##### Data section

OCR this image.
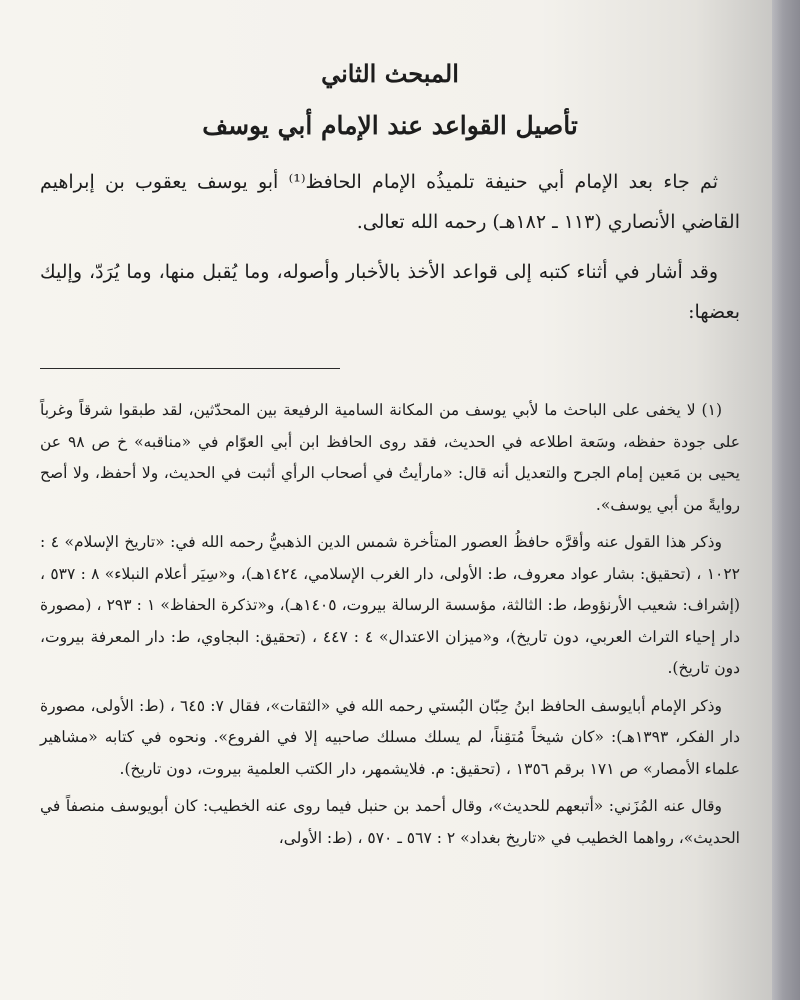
المبحث الثاني
تأصيل القواعد عند الإمام أبي يوسف

ثم جاء بعد الإمام أبي حنيفة تلميذُه الإمام الحافظ⁽¹⁾ أبو يوسف يعقوب بن إبراهيم القاضي الأنصاري (١١٣ ـ ١٨٢هـ) رحمه الله تعالى.

وقد أشار في أثناء كتبه إلى قواعد الأخذ بالأخبار وأصوله، وما يُقبل منها، وما يُرَدّ، وإليك بعضها:

(١) لا يخفى على الباحث ما لأبي يوسف من المكانة السامية الرفيعة بين المحدّثين، لقد طبقوا شرقاً وغرباً على جودة حفظه، وسَعة اطلاعه في الحديث، فقد روى الحافظ ابن أبي العوّام في «مناقبه» خ ص ٩٨ عن يحيى بن مَعين إمام الجرح والتعديل أنه قال: «مارأيتُ في أصحاب الرأي أثبت في الحديث، ولا أحفظ، ولا أصح روايةً من أبي يوسف».

وذكر هذا القول عنه وأقرَّه حافظُ العصور المتأخرة شمس الدين الذهبيُّ رحمه الله في: «تاريخ الإسلام» ٤ : ١٠٢٢ ، (تحقيق: بشار عواد معروف، ط: الأولى، دار الغرب الإسلامي، ١٤٢٤هـ)، و«سِيَر أعلام النبلاء» ٨ : ٥٣٧ ، (إشراف: شعيب الأرنؤوط، ط: الثالثة، مؤسسة الرسالة بيروت، ١٤٠٥هـ)، و«تذكرة الحفاظ» ١ : ٢٩٣ ، (مصورة دار إحياء التراث العربي، دون تاريخ)، و«ميزان الاعتدال» ٤ : ٤٤٧ ، (تحقيق: البجاوي، ط: دار المعرفة بيروت، دون تاريخ).

وذكر الإمام أبايوسف الحافظ ابنُ حِبّان البُستي رحمه الله في «الثقات»، فقال ٧: ٦٤٥ ، (ط: الأولى، مصورة دار الفكر، ١٣٩٣هـ): «كان شيخاً مُتقِناً، لم يسلك مسلك صاحبيه إلا في الفروع». ونحوه في كتابه «مشاهير علماء الأمصار» ص ١٧١ برقم ١٣٥٦ ، (تحقيق: م. فلايشمهر، دار الكتب العلمية بيروت، دون تاريخ).

وقال عنه المُزَني: «أتبعهم للحديث»، وقال أحمد بن حنبل فيما روى عنه الخطيب: كان أبويوسف منصفاً في الحديث»، رواهما الخطيب في «تاريخ بغداد» ٢ : ٥٦٧ ـ ٥٧٠ ، (ط: الأولى،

##########

Read the entries above, then pull out the lines that include "الحافظ".

ثم جاء بعد الإمام أبي حنيفة تلميذُه الإمام الحافظ⁽¹⁾ أبو يوسف يعقوب بن إبراهيم القاضي الأنصاري (١١٣ ـ ١٨٢هـ) رحمه الله تعالى.
(١) لا يخفى على الباحث ما لأبي يوسف من المكانة السامية الرفيعة بين المحدّثين، لقد طبقوا شرقاً وغرباً على جودة حفظه، وسَعة اطلاعه في الحديث، فقد روى الحافظ ابن أبي العوّام في «مناقبه» خ ص ٩٨ عن يحيى بن مَعين إمام الجرح والتعديل أنه قال: «مارأيتُ في أصحاب الرأي أثبت في الحديث، ولا أحفظ، ولا أصح روايةً من أبي يوسف».
وذكر الإمام أبايوسف الحافظ ابنُ حِبّان البُستي رحمه الله في «الثقات»، فقال ٧: ٦٤٥ ، (ط: الأولى، مصورة دار الفكر، ١٣٩٣هـ): «كان شيخاً مُتقِناً، لم يسلك مسلك صاحبيه إلا في الفروع». ونحوه في كتابه «مشاهير علماء الأمصار» ص ١٧١ برقم ١٣٥٦ ، (تحقيق: م. فلايشمهر، دار الكتب العلمية بيروت، دون تاريخ).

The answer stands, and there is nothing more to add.